++++ Source records ++++
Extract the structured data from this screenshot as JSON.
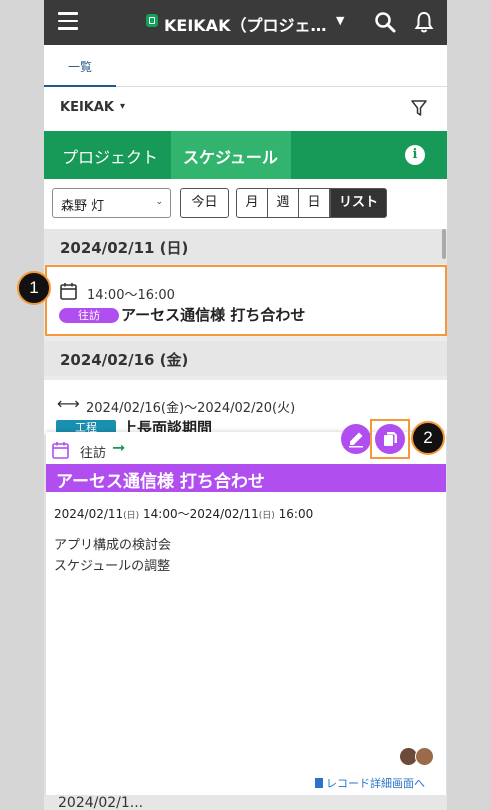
{
  "colors": {
    "topbar": "#3a3a3a",
    "brand_green": "#179a57",
    "active_tab_green": "#32b46f",
    "event_purple": "#b04ef0",
    "process_teal": "#1a8fb0",
    "highlight_orange": "#f5983a"
  },
  "topbar": {
    "title": "KEIKAK（プロジェ…",
    "icons": [
      "hamburger-menu-icon",
      "app-logo-icon",
      "caret-down-icon",
      "search-icon",
      "bell-icon"
    ]
  },
  "tabs": {
    "list_label": "一覧"
  },
  "filter": {
    "app_name": "KEIKAK",
    "caret": "▾"
  },
  "view_tabs": {
    "project": "プロジェクト",
    "schedule": "スケジュール",
    "info": "i"
  },
  "controls": {
    "user": "森野 灯",
    "today": "今日",
    "month": "月",
    "week": "週",
    "day": "日",
    "list": "リスト"
  },
  "schedule": {
    "groups": [
      {
        "date": "2024/02/11 (日)",
        "events": [
          {
            "time": "14:00～16:00",
            "badge": "往訪",
            "title": "アーセス通信様 打ち合わせ"
          }
        ]
      },
      {
        "date": "2024/02/16 (金)",
        "events": [
          {
            "time": "2024/02/16(金)～2024/02/20(火)",
            "badge": "工程",
            "title": "上長面談期間"
          }
        ]
      }
    ],
    "next_date_partial": "2024/02/1..."
  },
  "popup": {
    "type_label": "往訪",
    "arrow": "➞",
    "title": "アーセス通信様 打ち合わせ",
    "start_date": "2024/02/11",
    "start_wd": "(日)",
    "start_time": "14:00～",
    "end_date": "2024/02/11",
    "end_wd": "(日)",
    "end_time": "16:00",
    "notes": [
      "アプリ構成の検討会",
      "スケジュールの調整"
    ],
    "detail_link": "レコード詳細画面へ"
  },
  "markers": {
    "one": "1",
    "two": "2"
  }
}
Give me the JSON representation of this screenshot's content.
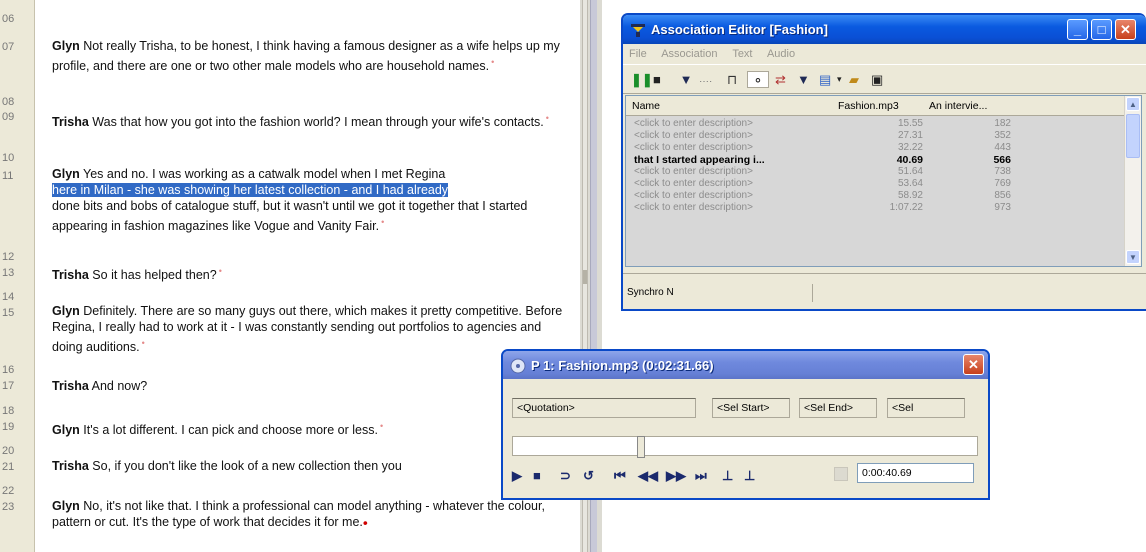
{
  "transcript": {
    "line_numbers": [
      "06",
      "07",
      "08",
      "09",
      "10",
      "11",
      "12",
      "13",
      "14",
      "15",
      "16",
      "17",
      "18",
      "19",
      "20",
      "21",
      "22",
      "23"
    ],
    "paragraphs": [
      {
        "speaker": "Glyn",
        "text": " Not really Trisha, to be honest, I think having a famous designer as a wife helps up my profile, and there are one or two other male models who are household names."
      },
      {
        "speaker": "Trisha",
        "text": " Was that how you got into the fashion world? I mean through your wife's contacts."
      },
      {
        "speaker": "Glyn",
        "text_before": " Yes and no. I was working as a catwalk model when I met Regina",
        "text_highlight": "here in Milan - she was showing her latest collection - and I had already",
        "text_after": "done bits and bobs of catalogue stuff, but it wasn't until we got it together that I started appearing in fashion magazines like Vogue and Vanity Fair."
      },
      {
        "speaker": "Trisha",
        "text": " So it has helped then?"
      },
      {
        "speaker": "Glyn",
        "text": " Definitely. There are so many guys out there, which makes it pretty competitive. Before Regina, I really had to work at it - I was constantly sending out portfolios to agencies and doing auditions."
      },
      {
        "speaker": "Trisha",
        "text": " And now?"
      },
      {
        "speaker": "Glyn",
        "text": " It's a lot different. I can pick and choose more or less."
      },
      {
        "speaker": "Trisha",
        "text": " So, if you don't like the look of a new collection then you"
      },
      {
        "speaker": "Glyn",
        "text": " No, it's not like that. I think a professional can model anything - whatever the colour, pattern or cut. It's the type of work that decides it for me."
      }
    ]
  },
  "assoc_window": {
    "title": "Association Editor [Fashion]",
    "menu": [
      "File",
      "Association",
      "Text",
      "Audio"
    ],
    "columns": [
      "Name",
      "Fashion.mp3",
      "An intervie..."
    ],
    "rows": [
      {
        "name": "<click to enter description>",
        "time": "15.55",
        "pos": "182",
        "bold": false
      },
      {
        "name": "<click to enter description>",
        "time": "27.31",
        "pos": "352",
        "bold": false
      },
      {
        "name": "<click to enter description>",
        "time": "32.22",
        "pos": "443",
        "bold": false
      },
      {
        "name": "that I started appearing i...",
        "time": "40.69",
        "pos": "566",
        "bold": true
      },
      {
        "name": "<click to enter description>",
        "time": "51.64",
        "pos": "738",
        "bold": false
      },
      {
        "name": "<click to enter description>",
        "time": "53.64",
        "pos": "769",
        "bold": false
      },
      {
        "name": "<click to enter description>",
        "time": "58.92",
        "pos": "856",
        "bold": false
      },
      {
        "name": "<click to enter description>",
        "time": "1:07.22",
        "pos": "973",
        "bold": false
      }
    ],
    "status": "Synchro N"
  },
  "player_window": {
    "title": "P 1: Fashion.mp3 (0:02:31.66)",
    "quotation": "<Quotation>",
    "sel_start": "<Sel Start>",
    "sel_end": "<Sel End>",
    "sel": "<Sel",
    "time": "0:00:40.69"
  },
  "colors": {
    "titlebar": "#0a5ae0",
    "selection": "#316ac5",
    "window_bg": "#ece9d8"
  }
}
++++
> [Work required] Go through the records and copy each line with "screenshot" in it.

> [Exercise result]
Extract the structured data from this screenshot as JSON.
Give me the JSON representation of this screenshot's content.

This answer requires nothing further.